# Data provided
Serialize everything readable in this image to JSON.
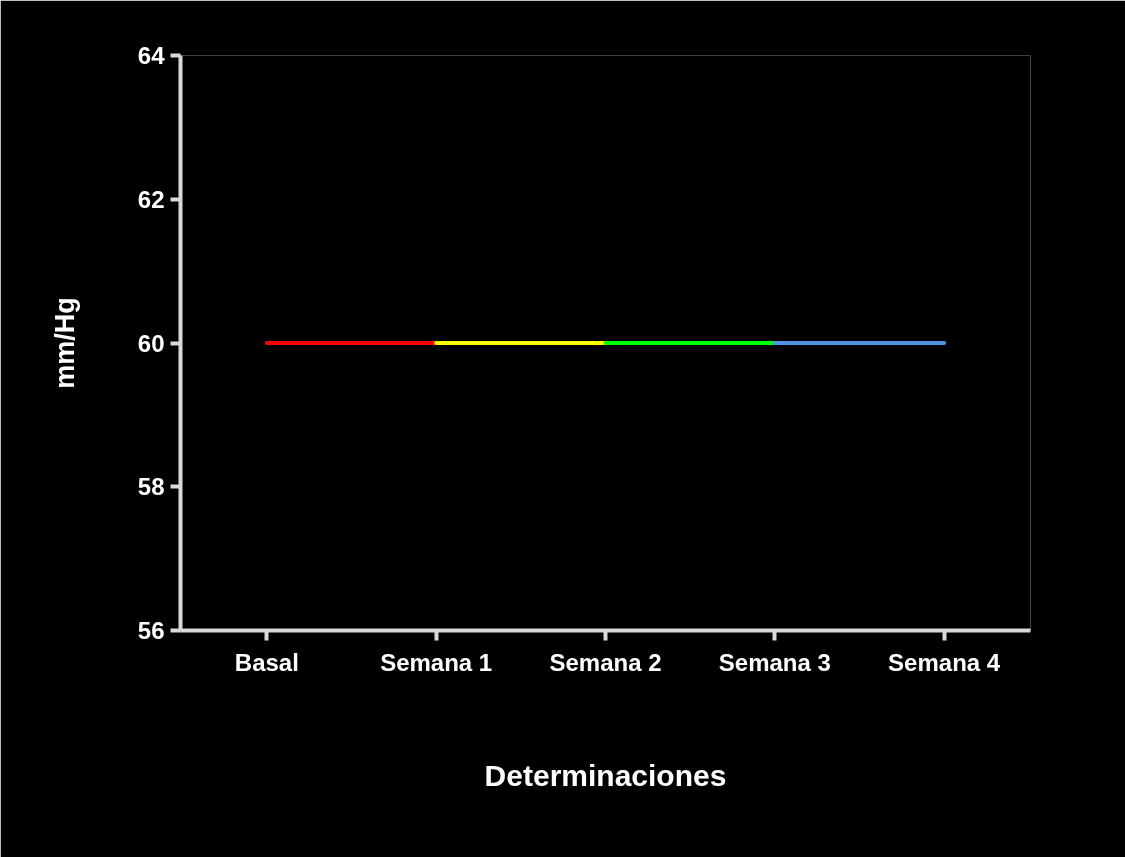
{
  "chart_data": {
    "type": "line",
    "xlabel": "Determinaciones",
    "ylabel": "mm/Hg",
    "categories": [
      "Basal",
      "Semana 1",
      "Semana 2",
      "Semana 3",
      "Semana 4"
    ],
    "series": [
      {
        "color": "#ff0000",
        "values": [
          60,
          60,
          null,
          null,
          null
        ]
      },
      {
        "color": "#ffff00",
        "values": [
          null,
          60,
          60,
          null,
          null
        ]
      },
      {
        "color": "#00ff00",
        "values": [
          null,
          null,
          60,
          60,
          null
        ]
      },
      {
        "color": "#4f94e8",
        "values": [
          null,
          null,
          null,
          60,
          60
        ]
      }
    ],
    "ylim": [
      56,
      64
    ],
    "yticks": [
      56,
      58,
      60,
      62,
      64
    ]
  }
}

# Set task
Excluding the pictures, reproduce every entry exactly as given.

# Output for this task
Serialize everything readable in this image to JSON.
{
  "chart_data": {
    "type": "line",
    "xlabel": "Determinaciones",
    "ylabel": "mm/Hg",
    "categories": [
      "Basal",
      "Semana 1",
      "Semana 2",
      "Semana 3",
      "Semana 4"
    ],
    "series": [
      {
        "color": "#ff0000",
        "values": [
          60,
          60,
          null,
          null,
          null
        ]
      },
      {
        "color": "#ffff00",
        "values": [
          null,
          60,
          60,
          null,
          null
        ]
      },
      {
        "color": "#00ff00",
        "values": [
          null,
          null,
          60,
          60,
          null
        ]
      },
      {
        "color": "#4f94e8",
        "values": [
          null,
          null,
          null,
          60,
          60
        ]
      }
    ],
    "ylim": [
      56,
      64
    ],
    "yticks": [
      56,
      58,
      60,
      62,
      64
    ]
  }
}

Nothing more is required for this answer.